Will you write out the data exactly, excluding every picture?

------------

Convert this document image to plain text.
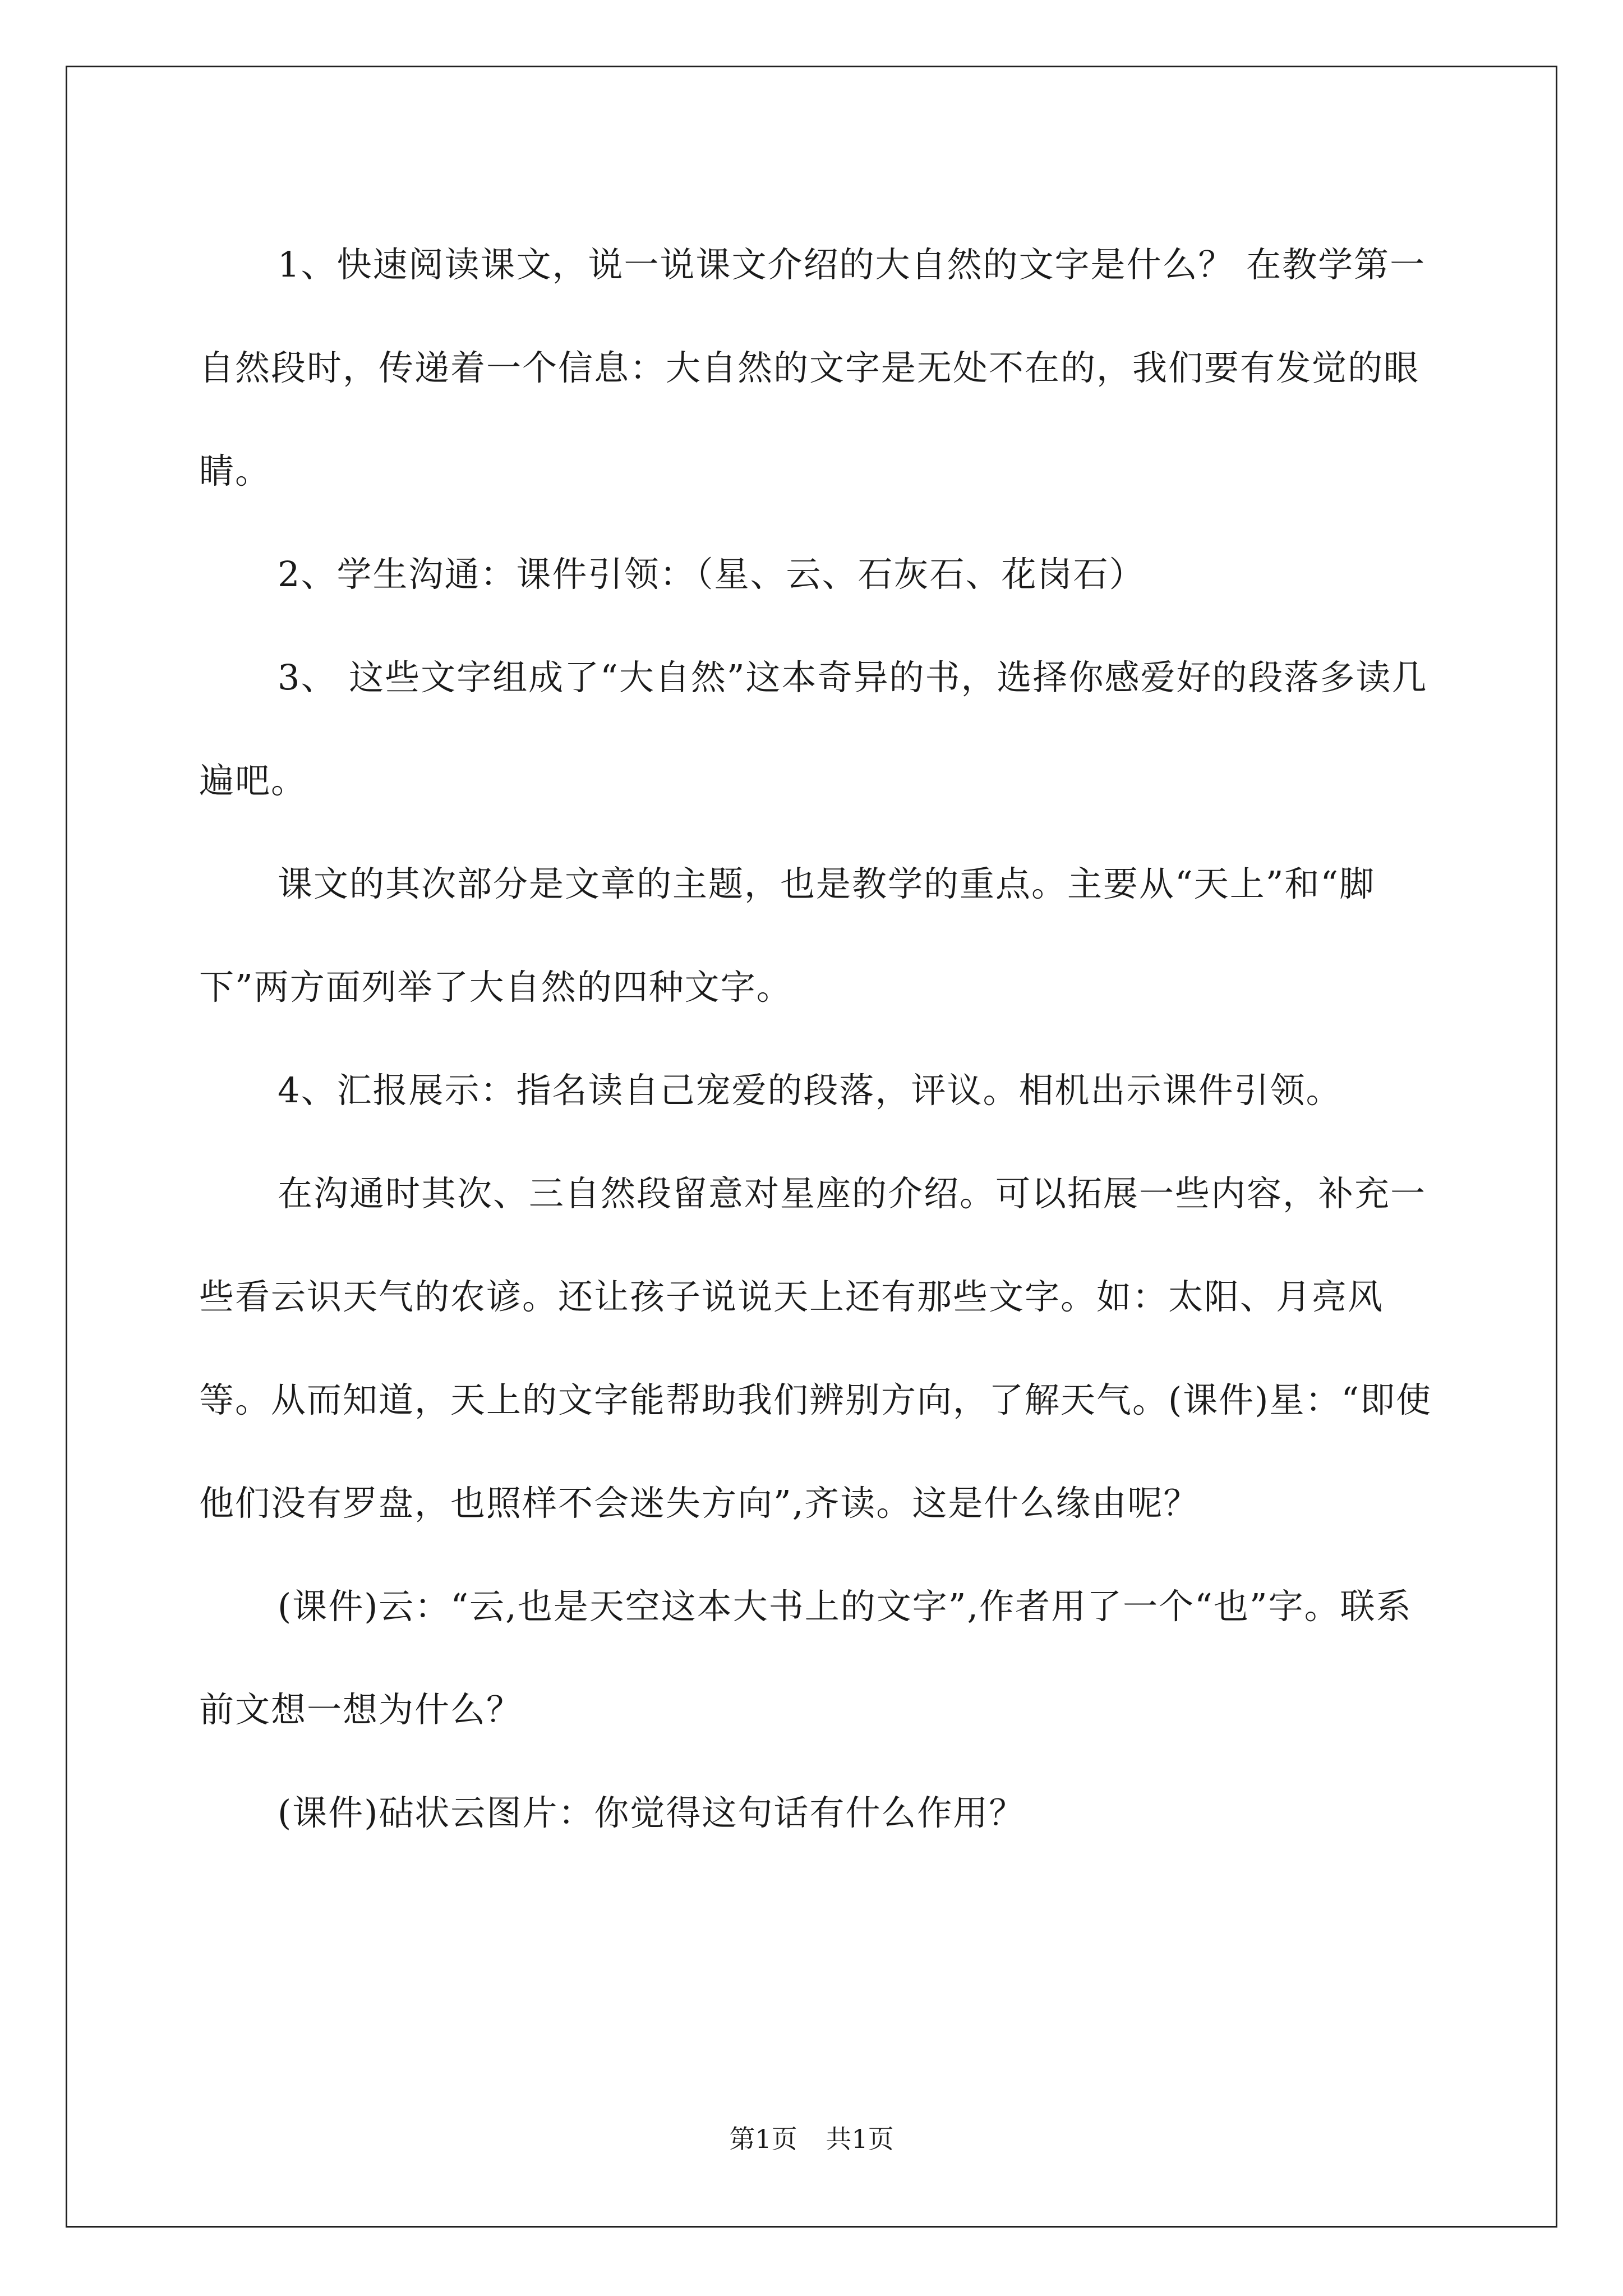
1、快速阅读课文，说一说课文介绍的大自然的文字是什么？ 在教学第一自然段时，传递着一个信息：大自然的文字是无处不在的，我们要有发觉的眼睛。

2、学生沟通：课件引领：（星、云、石灰石、花岗石）

3、 这些文字组成了“大自然”这本奇异的书，选择你感爱好的段落多读几遍吧。

课文的其次部分是文章的主题，也是教学的重点。主要从“天上”和“脚下”两方面列举了大自然的四种文字。

4、汇报展示：指名读自己宠爱的段落，评议。相机出示课件引领。

在沟通时其次、三自然段留意对星座的介绍。可以拓展一些内容，补充一些看云识天气的农谚。还让孩子说说天上还有那些文字。如：太阳、月亮风等。从而知道，天上的文字能帮助我们辨别方向，了解天气。(课件)星：“即使他们没有罗盘，也照样不会迷失方向”,齐读。这是什么缘由呢？

(课件)云：“云,也是天空这本大书上的文字”,作者用了一个“也”字。联系前文想一想为什么？

(课件)砧状云图片：你觉得这句话有什么作用？

第1页 共1页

------------

*Task output*.
Convert this document image to plain text.
1、快速阅读课文，说一说课文介绍的大自然的文字是什么？ 在教学第一自然段时，传递着一个信息：大自然的文字是无处不在的，我们要有发觉的眼睛。

2、学生沟通：课件引领：（星、云、石灰石、花岗石）

3、 这些文字组成了“大自然”这本奇异的书，选择你感爱好的段落多读几遍吧。

课文的其次部分是文章的主题，也是教学的重点。主要从“天上”和“脚下”两方面列举了大自然的四种文字。

4、汇报展示：指名读自己宠爱的段落，评议。相机出示课件引领。

在沟通时其次、三自然段留意对星座的介绍。可以拓展一些内容，补充一些看云识天气的农谚。还让孩子说说天上还有那些文字。如：太阳、月亮风等。从而知道，天上的文字能帮助我们辨别方向，了解天气。(课件)星：“即使他们没有罗盘，也照样不会迷失方向”,齐读。这是什么缘由呢？

(课件)云：“云,也是天空这本大书上的文字”,作者用了一个“也”字。联系前文想一想为什么？

(课件)砧状云图片：你觉得这句话有什么作用？

第1页 共1页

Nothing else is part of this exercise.